### RECORD EXCERPTS
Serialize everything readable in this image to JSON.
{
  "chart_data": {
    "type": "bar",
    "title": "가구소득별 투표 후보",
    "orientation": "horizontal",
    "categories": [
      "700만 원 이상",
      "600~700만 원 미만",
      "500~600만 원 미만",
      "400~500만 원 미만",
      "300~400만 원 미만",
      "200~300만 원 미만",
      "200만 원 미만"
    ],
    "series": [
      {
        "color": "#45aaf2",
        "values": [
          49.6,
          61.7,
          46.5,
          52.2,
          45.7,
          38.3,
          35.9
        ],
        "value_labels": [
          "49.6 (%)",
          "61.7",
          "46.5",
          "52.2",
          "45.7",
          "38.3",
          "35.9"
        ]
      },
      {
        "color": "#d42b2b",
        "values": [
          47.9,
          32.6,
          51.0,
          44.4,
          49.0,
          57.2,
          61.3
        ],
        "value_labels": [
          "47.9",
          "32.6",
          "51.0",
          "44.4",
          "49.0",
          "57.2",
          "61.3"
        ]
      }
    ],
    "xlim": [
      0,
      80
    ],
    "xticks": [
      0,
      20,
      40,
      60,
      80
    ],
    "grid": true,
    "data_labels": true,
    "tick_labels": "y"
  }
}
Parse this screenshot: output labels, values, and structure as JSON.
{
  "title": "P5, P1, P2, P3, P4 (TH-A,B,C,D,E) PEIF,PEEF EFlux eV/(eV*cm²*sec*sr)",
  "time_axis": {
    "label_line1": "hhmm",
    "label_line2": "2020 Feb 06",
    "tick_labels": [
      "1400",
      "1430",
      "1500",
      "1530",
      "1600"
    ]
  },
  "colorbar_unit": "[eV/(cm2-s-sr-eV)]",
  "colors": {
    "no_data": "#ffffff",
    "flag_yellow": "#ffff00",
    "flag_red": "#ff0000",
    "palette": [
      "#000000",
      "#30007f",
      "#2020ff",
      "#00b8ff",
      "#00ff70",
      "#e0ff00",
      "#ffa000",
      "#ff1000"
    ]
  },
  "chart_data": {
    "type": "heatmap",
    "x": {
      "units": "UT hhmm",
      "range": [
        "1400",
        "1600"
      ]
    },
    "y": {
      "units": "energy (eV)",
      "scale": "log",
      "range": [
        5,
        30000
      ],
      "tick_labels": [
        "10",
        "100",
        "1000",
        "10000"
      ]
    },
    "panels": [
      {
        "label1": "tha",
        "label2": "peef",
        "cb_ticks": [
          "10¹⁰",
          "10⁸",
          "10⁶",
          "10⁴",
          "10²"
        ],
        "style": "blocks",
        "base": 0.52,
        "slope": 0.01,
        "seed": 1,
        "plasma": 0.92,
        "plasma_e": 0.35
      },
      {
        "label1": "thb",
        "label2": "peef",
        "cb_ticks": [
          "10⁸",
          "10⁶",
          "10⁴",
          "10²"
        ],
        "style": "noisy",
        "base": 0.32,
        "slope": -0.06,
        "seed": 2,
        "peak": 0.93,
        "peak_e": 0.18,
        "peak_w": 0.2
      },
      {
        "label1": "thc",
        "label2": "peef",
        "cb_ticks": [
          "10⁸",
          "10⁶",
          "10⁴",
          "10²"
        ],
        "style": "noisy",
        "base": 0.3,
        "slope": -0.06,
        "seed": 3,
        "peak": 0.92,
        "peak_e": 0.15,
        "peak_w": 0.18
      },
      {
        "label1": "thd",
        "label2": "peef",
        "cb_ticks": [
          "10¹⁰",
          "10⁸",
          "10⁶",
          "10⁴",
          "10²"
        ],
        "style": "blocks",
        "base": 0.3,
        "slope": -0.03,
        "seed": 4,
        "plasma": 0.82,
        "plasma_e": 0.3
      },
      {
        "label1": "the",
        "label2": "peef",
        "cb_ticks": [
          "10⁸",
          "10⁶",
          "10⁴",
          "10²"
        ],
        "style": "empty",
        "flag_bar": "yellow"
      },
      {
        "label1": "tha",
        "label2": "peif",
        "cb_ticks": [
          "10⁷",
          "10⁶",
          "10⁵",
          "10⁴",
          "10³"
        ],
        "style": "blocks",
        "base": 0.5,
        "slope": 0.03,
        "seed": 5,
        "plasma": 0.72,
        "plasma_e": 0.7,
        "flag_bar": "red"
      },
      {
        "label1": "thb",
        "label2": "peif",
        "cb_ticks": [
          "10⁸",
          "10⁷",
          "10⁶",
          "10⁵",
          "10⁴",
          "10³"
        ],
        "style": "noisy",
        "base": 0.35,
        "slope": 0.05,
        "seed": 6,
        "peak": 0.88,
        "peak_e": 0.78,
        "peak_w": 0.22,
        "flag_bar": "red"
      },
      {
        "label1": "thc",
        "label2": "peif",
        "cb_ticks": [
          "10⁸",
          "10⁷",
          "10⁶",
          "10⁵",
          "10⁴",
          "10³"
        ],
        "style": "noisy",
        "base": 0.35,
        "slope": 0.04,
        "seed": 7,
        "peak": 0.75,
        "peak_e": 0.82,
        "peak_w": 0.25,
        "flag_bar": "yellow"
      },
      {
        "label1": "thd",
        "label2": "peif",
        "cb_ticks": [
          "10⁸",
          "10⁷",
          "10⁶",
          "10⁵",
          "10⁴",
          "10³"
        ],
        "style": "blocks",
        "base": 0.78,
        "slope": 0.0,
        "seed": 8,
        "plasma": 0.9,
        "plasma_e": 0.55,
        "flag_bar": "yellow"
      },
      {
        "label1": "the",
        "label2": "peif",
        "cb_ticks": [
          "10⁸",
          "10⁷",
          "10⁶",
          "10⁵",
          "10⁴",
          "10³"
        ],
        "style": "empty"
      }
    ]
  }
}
######
Gather each line of the listing that holds the string "base".

        "base": 0.52,
        "base": 0.32,
        "base": 0.3,
        "base": 0.3,
        "base": 0.5,
        "base": 0.35,
        "base": 0.35,
        "base": 0.78,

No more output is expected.